- Given entries
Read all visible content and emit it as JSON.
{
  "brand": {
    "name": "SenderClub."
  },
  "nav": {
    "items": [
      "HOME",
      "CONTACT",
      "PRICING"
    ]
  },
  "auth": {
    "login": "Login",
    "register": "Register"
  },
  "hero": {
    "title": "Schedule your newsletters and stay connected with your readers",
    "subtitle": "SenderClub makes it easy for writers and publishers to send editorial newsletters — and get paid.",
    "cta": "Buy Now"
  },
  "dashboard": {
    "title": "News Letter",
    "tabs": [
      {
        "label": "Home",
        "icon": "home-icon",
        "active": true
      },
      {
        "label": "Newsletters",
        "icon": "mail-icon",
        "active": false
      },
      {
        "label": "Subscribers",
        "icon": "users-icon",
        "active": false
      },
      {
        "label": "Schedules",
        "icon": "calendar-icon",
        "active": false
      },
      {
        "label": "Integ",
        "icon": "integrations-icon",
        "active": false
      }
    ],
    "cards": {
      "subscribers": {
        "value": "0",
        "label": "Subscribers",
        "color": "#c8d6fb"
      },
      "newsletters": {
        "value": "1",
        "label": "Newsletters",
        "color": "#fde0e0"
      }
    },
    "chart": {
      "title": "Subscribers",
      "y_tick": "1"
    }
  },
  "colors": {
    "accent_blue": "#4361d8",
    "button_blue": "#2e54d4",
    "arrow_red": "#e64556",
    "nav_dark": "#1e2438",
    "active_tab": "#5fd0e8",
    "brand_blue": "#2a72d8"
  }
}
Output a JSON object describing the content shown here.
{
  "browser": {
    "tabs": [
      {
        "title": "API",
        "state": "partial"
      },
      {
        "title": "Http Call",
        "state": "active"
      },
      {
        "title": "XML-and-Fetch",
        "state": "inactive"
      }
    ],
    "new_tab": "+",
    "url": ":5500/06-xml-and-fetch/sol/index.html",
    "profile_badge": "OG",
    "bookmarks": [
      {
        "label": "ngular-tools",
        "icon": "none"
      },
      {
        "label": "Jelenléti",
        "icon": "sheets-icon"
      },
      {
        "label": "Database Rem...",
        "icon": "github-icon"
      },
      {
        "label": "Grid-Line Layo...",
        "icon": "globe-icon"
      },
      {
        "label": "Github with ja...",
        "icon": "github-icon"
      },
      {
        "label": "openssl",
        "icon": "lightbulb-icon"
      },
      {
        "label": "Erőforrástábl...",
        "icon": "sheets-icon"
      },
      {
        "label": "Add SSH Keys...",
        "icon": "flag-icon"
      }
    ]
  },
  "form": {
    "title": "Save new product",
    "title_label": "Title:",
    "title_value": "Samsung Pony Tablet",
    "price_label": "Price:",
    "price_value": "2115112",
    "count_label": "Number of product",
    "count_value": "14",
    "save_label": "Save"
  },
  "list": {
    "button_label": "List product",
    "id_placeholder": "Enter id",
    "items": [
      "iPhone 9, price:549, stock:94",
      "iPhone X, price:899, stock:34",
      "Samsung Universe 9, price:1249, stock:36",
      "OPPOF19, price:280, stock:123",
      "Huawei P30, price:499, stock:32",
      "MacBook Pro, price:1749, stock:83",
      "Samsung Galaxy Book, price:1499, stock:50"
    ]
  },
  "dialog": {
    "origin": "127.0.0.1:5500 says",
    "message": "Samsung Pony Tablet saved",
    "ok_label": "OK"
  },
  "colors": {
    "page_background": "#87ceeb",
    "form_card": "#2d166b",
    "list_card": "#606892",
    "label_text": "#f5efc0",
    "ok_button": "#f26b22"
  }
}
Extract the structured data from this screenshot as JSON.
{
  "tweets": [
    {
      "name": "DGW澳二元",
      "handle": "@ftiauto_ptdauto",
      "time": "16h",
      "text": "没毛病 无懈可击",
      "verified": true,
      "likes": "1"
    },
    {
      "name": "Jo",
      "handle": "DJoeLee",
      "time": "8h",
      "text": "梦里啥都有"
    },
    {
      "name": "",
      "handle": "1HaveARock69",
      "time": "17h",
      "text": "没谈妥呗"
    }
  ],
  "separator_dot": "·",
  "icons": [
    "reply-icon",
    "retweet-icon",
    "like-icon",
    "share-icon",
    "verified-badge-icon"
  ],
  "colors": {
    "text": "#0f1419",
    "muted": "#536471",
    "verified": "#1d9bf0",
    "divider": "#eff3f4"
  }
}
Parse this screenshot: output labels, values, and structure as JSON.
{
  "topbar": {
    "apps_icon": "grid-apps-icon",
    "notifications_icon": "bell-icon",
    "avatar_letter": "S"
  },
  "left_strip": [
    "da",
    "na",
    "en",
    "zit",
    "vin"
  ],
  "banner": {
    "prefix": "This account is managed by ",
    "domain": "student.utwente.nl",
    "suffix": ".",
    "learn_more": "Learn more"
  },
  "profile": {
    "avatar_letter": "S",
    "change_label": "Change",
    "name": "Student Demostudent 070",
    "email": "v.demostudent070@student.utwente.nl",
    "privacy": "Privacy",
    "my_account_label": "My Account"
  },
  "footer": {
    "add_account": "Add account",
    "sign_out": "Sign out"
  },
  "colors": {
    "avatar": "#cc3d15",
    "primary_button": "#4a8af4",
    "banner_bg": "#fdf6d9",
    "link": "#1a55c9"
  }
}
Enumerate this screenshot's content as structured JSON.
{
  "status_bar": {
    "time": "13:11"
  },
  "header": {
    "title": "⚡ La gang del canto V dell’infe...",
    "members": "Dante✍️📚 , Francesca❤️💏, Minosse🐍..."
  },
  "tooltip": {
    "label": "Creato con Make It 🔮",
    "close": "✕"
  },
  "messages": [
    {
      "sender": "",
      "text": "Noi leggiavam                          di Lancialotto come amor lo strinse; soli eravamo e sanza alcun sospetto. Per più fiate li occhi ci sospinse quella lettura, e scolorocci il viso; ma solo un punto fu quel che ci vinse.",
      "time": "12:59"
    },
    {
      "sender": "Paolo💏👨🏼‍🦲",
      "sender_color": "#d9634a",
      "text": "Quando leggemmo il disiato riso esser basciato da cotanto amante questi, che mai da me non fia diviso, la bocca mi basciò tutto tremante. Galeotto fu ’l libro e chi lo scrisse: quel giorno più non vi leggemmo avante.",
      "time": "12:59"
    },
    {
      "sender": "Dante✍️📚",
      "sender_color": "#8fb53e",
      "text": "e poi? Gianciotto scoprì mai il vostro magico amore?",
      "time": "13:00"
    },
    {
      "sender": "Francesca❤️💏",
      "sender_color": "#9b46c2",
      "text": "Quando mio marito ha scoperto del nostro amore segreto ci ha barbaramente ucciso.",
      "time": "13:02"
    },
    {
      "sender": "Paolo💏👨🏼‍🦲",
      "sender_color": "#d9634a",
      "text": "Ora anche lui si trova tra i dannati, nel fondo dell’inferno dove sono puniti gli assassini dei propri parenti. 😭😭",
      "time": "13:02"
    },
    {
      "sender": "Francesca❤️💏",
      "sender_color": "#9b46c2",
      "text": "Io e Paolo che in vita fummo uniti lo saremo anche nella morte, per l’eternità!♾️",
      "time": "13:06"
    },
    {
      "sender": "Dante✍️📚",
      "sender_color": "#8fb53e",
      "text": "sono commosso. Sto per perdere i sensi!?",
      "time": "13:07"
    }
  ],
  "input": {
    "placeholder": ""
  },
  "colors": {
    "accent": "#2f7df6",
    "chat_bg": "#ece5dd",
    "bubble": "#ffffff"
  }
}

- To be done
Count the lines in the material above where the string "Tablet" appears, then state only that count.

- Exercise response
2